-- Records shown --

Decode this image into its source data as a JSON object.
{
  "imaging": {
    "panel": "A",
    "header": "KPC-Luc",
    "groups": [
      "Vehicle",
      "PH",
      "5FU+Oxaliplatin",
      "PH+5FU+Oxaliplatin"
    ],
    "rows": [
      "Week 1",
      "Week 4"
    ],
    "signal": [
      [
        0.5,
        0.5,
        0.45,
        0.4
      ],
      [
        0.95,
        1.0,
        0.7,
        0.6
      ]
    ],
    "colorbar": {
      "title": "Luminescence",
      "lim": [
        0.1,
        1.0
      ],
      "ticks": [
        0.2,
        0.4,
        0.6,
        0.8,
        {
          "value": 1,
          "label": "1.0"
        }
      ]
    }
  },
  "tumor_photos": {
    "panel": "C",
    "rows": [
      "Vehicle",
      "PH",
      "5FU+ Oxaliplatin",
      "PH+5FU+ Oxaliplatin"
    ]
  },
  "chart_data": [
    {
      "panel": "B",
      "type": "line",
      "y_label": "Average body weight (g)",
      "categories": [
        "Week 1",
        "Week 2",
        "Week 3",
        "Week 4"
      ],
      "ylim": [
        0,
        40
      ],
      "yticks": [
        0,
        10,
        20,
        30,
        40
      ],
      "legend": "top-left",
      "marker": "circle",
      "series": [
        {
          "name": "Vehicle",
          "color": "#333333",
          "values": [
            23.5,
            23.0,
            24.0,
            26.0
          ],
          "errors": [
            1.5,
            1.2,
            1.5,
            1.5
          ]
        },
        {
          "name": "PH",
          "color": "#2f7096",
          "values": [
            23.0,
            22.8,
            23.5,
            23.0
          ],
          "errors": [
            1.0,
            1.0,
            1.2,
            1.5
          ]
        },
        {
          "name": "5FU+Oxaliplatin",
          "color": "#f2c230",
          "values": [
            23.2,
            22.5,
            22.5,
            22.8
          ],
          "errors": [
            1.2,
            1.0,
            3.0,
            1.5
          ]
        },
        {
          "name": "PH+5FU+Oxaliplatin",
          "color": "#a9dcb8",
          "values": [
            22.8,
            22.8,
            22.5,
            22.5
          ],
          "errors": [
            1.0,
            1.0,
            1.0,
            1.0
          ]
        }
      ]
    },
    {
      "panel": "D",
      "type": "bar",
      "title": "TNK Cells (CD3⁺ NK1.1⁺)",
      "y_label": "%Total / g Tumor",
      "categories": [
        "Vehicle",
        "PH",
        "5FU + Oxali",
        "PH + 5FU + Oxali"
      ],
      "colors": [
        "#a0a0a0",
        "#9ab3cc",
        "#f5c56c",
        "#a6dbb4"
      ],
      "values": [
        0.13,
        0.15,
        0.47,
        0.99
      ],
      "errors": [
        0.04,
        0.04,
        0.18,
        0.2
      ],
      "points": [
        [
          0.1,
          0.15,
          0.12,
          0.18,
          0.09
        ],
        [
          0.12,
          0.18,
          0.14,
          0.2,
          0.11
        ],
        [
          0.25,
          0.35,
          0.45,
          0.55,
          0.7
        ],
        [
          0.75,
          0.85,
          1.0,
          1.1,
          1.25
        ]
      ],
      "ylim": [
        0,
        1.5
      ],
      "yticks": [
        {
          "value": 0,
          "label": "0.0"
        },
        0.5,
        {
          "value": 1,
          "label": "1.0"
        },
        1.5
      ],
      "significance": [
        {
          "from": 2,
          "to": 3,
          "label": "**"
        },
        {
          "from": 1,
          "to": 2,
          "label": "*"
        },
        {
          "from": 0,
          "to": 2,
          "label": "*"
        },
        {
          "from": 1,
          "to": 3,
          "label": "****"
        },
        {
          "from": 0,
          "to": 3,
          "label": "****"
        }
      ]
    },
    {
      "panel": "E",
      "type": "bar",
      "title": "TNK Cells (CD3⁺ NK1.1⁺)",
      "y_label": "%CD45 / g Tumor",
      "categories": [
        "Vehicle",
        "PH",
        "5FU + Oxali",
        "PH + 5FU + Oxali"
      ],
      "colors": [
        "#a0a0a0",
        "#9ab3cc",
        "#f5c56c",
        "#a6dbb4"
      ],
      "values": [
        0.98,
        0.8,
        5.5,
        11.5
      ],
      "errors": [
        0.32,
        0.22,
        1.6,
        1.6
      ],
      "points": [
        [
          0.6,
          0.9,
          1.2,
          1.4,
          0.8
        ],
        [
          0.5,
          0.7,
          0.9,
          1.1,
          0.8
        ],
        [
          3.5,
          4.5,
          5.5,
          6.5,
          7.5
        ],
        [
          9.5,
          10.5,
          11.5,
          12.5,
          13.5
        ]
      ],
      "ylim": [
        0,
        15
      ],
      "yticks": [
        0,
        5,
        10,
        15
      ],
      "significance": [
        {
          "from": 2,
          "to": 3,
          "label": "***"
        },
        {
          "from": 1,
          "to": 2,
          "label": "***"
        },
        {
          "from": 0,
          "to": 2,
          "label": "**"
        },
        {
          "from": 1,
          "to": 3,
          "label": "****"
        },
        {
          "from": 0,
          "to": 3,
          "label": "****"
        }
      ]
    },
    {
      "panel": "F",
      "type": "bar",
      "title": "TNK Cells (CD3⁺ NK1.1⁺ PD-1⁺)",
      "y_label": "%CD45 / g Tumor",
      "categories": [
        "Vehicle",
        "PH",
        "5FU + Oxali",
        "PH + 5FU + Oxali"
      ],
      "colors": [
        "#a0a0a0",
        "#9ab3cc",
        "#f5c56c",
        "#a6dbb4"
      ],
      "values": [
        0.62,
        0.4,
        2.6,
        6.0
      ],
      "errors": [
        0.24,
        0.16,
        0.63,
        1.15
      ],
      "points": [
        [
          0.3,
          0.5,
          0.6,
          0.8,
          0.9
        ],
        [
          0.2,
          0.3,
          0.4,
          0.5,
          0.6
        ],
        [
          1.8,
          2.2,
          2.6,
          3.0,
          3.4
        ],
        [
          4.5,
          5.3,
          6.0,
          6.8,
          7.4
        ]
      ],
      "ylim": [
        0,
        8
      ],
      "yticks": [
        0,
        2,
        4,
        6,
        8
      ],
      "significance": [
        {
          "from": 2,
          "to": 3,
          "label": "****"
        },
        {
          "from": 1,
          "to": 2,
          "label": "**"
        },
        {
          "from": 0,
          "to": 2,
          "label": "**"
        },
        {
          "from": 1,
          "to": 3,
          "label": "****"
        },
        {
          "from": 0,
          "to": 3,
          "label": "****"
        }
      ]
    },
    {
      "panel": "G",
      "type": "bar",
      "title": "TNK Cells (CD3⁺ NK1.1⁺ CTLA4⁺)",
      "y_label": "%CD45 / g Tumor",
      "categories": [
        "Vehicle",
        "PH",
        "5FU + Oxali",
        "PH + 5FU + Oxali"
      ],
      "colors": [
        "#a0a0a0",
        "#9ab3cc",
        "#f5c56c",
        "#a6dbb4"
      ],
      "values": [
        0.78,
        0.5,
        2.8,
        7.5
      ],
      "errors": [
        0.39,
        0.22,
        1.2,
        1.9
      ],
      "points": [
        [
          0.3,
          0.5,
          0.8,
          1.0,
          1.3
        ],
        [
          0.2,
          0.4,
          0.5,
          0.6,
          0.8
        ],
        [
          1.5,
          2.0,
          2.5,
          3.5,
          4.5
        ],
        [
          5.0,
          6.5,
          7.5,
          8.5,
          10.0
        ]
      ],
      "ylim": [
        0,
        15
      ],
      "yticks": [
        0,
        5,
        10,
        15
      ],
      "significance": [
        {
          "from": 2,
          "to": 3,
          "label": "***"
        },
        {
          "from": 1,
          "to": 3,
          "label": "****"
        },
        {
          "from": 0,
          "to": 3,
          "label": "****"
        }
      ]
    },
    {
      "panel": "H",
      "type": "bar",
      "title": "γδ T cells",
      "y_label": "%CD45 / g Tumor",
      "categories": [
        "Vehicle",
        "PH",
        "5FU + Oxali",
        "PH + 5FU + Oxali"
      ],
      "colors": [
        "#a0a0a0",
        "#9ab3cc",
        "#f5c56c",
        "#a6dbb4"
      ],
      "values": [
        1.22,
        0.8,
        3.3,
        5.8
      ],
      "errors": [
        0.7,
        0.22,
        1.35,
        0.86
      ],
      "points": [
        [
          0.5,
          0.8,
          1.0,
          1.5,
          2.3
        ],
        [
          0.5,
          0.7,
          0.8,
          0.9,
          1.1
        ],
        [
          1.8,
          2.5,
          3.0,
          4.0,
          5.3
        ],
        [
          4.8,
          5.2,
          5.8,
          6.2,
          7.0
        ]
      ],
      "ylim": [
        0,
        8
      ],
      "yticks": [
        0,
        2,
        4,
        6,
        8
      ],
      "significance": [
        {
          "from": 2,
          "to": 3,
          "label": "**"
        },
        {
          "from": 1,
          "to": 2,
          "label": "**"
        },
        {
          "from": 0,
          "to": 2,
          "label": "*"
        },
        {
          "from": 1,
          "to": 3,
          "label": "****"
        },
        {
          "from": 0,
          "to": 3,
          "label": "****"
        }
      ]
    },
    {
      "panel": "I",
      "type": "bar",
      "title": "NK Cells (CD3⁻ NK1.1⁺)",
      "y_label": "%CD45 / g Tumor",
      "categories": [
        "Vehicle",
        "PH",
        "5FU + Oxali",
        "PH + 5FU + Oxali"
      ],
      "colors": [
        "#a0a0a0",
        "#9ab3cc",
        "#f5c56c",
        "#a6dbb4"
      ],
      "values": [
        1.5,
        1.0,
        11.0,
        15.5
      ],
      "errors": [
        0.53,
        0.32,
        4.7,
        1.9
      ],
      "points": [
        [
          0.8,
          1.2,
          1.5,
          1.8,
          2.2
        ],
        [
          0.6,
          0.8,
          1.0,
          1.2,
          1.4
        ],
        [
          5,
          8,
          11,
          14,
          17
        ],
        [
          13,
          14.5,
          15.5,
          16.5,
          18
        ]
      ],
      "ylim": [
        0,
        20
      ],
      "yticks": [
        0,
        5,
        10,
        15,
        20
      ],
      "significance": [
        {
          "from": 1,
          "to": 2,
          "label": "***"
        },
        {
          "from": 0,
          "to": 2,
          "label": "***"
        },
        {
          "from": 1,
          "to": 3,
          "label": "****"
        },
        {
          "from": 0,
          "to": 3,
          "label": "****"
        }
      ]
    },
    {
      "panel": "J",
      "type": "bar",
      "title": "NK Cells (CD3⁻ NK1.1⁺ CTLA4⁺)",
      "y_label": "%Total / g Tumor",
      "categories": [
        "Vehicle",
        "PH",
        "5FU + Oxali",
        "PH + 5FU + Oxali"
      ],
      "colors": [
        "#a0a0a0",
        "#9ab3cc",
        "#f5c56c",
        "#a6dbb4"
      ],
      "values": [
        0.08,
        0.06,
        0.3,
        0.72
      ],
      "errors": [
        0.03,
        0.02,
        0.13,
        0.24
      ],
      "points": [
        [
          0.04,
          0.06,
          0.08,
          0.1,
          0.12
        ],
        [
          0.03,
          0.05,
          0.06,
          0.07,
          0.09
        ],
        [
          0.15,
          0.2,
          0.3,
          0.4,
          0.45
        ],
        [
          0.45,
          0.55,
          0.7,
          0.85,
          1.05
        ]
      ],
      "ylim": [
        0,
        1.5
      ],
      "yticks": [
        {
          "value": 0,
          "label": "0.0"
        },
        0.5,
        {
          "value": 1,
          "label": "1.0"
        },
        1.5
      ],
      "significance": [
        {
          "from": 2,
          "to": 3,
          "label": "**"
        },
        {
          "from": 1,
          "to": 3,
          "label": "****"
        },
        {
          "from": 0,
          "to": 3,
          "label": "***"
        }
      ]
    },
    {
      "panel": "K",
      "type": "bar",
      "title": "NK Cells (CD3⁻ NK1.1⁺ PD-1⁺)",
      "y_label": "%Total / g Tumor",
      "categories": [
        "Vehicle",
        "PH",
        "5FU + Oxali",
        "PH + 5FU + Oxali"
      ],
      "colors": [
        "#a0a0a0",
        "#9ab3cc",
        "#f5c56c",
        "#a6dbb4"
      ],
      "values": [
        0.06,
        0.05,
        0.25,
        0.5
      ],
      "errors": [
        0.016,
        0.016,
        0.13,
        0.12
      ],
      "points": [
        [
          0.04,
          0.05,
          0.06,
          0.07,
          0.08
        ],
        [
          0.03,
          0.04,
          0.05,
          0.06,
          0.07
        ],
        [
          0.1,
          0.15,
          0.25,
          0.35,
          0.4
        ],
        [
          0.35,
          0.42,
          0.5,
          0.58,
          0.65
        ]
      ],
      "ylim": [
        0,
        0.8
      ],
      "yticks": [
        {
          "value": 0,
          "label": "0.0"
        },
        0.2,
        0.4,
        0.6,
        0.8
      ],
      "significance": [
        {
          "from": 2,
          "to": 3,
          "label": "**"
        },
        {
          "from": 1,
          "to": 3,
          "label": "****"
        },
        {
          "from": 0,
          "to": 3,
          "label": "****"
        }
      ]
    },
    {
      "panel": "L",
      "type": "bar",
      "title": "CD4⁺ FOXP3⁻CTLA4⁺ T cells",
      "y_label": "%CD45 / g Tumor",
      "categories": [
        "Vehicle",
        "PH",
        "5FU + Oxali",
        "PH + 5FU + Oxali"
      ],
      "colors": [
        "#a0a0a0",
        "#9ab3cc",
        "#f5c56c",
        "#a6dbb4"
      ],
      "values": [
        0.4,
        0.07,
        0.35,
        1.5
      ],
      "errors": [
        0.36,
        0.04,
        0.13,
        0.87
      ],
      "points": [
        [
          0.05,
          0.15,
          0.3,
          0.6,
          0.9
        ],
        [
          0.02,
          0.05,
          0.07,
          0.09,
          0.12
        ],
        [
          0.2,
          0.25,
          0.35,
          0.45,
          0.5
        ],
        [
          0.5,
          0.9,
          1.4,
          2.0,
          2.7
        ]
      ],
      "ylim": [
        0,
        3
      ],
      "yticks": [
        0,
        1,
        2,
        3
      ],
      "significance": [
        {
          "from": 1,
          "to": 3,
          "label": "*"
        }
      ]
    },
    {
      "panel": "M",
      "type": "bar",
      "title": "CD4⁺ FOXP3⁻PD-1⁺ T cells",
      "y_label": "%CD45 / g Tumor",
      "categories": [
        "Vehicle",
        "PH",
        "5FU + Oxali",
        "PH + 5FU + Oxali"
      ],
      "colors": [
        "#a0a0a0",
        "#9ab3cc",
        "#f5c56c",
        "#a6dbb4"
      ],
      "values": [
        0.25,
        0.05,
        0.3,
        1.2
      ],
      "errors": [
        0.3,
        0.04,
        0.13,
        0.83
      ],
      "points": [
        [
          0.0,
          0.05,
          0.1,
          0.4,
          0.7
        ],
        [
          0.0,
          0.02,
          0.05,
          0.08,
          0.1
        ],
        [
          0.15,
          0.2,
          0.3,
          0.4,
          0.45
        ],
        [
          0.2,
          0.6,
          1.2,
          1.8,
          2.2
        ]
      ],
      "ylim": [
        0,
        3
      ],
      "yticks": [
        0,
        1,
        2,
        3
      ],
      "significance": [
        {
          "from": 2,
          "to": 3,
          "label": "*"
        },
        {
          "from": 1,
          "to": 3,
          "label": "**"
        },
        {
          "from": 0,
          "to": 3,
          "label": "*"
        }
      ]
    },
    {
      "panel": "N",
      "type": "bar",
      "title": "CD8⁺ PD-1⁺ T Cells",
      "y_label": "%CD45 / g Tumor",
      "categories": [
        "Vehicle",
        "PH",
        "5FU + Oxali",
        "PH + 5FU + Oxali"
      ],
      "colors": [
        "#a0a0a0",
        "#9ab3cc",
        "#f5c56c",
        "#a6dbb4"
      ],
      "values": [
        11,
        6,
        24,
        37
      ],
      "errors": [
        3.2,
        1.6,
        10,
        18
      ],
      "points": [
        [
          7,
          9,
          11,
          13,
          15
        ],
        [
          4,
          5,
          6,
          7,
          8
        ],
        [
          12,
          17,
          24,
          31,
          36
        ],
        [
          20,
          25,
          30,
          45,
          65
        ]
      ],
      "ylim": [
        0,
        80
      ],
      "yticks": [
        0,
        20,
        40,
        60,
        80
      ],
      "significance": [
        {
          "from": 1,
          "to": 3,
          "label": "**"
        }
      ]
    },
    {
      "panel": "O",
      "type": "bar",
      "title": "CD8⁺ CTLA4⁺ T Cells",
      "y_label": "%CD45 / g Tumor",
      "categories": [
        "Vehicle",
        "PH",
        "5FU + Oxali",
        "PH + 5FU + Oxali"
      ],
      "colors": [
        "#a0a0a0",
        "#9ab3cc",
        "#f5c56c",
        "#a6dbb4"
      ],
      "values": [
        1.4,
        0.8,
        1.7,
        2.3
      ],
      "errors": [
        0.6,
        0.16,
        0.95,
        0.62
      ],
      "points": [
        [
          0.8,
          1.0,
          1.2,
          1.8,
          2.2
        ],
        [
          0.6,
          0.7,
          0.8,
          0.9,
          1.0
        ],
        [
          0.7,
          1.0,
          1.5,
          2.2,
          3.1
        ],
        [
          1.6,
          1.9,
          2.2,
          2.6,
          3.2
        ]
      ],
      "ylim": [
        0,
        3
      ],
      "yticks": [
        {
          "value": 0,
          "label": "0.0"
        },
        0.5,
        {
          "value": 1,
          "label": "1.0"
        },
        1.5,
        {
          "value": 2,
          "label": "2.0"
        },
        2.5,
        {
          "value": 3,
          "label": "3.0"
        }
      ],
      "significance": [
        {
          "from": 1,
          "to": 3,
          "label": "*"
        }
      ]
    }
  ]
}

-- Work to complete --
The answer must be every line from the records above that contains "Week".

-- Solution to this task --
      "Week 1",
      "Week 4"
        "Week 1",
        "Week 2",
        "Week 3",
        "Week 4"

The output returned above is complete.